* **Reading passage**

(begin)

Nine Months Ended September 30, 2011 vs Nine Months Ended September 30, 2010
 
    Revenue increased to approximately $876,000 through the third quarter of 2011 from approximately $866,000 through the third quarter of 2010, representing a 1% increase. The increase in revenue was attributable to increases in rental income of approximately $63,000, and an increase in initial franchise fees of approximately $25,000.  The increase in rental income is primarily due to the Company’s ability to collect past-due rent on two locations during the nine months ended September 30, 2011. The increase in initial franchise acquisition fees is attributable to the recording of one initial franchise acquisition fee and one franchise transfer fee earned through the third quarter 2011 compared to no initial franchise acquisition fees and two franchise transfer fees earned through the third quarter of 2010.  The increases in revenue were offset primarily by decreases in sales of company owned locations and miscellaneous income of $73,000 and $6,000, respectively. The Company sold one company owned location during each of the nine month periods ending September 30, 2011 and 2010 respectively; however, the proceeds on the sale was approximately $73,000 lower on the 2011 sale.  During the year ended December 31, 2010 and until the third quarter of 2011, when the Company recorded one initial franchise sale, the Company had been unable to sell a new franchise or market area which it attributes primarily to the continued difficulty for small businesses to obtain credit. Although the Company believes that the auto repair business continues to present opportunities for growth and accordingly for the opening of new locations, it cannot accurately forecast when it will see an increase in sales of new franchises and market areas.
 
    Cost of revenues decreased to approximately $396,000 through the third quarter of 2011 from approximately $416,000 through the third quarter of 2010, representing a 5% decrease. As a percentage of revenue, cost of revenues were 45% and 48%, respectively for the periods reported. The overall decrease was primarily attributable to decreases in the cost of Company owned locations purchased for resale and brokers fees of, approximately $20,000 and $15,000 respectively.  This was offset by an increase in rent paid for real estate sublet of approximately $13,000.  The decrease in cost of Company owned locations purchased for resale and brokers fees relates to the costs incurred in the repossession and sale of one location sold during the first nine months of 2010.  The increase in rent paid for real estate sublet is a result of the Company’s obligation to pay rent on one more location during the nine months ending September 30, 2011 as compared to the nine months ending September 30, 2010.

(end)

* **Dataset records**
(begin)

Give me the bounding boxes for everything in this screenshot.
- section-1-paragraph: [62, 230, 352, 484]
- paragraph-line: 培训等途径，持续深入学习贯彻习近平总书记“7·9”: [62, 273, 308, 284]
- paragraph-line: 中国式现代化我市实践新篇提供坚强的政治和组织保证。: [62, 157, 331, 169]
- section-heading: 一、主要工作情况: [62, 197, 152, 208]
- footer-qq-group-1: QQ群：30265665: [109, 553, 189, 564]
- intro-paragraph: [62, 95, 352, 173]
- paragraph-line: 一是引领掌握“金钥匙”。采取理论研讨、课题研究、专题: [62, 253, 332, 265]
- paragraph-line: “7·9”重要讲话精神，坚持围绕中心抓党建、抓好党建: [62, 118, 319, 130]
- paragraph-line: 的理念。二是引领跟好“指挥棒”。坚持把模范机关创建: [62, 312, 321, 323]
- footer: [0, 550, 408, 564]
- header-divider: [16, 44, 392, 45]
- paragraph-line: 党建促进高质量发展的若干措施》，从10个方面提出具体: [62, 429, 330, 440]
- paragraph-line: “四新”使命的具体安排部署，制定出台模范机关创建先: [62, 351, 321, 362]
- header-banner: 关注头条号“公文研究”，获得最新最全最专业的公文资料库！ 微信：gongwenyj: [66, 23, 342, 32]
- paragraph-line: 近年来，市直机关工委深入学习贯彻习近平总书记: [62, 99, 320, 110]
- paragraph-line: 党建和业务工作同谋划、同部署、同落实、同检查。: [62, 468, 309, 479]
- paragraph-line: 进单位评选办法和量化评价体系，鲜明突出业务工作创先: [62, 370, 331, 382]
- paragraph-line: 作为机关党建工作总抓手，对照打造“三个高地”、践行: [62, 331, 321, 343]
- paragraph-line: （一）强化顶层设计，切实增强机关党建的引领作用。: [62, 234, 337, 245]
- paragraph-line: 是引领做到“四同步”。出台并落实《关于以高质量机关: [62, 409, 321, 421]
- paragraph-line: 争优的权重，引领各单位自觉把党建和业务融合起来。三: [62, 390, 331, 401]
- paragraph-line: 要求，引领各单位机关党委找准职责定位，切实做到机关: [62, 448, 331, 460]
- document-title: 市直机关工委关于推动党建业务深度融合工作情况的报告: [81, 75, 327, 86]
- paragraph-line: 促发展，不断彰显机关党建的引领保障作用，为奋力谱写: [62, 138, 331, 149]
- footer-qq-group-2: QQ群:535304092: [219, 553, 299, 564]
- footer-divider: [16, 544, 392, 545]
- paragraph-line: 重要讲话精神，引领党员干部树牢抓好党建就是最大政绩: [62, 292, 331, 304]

(end)

* **Required task A**
According to the financial report, by about how much did rental income increase?
* **Required task B**
Say whether each statement agrees with the financial report, and quote the words that decide it.
(i) Revenue through the third quarter of 2011 was 1% higher than through the third quarter of 2010.
(ii) The Company sold two company owned locations in the nine months ended September 30, 2011.
(iii) The Company can accurately forecast when sales of new franchises will increase.

* **Complete answer A**
Approximately $63,000.

* **Complete answer B**
(i) Yes: "representing a 1% increase"
(ii) No: "The Company sold one company owned location during each of the nine month periods ending September 30, 2011 and 2010 respectively"
(iii) No: "it cannot accurately forecast when it will see an increase in sales of new franchises and market areas"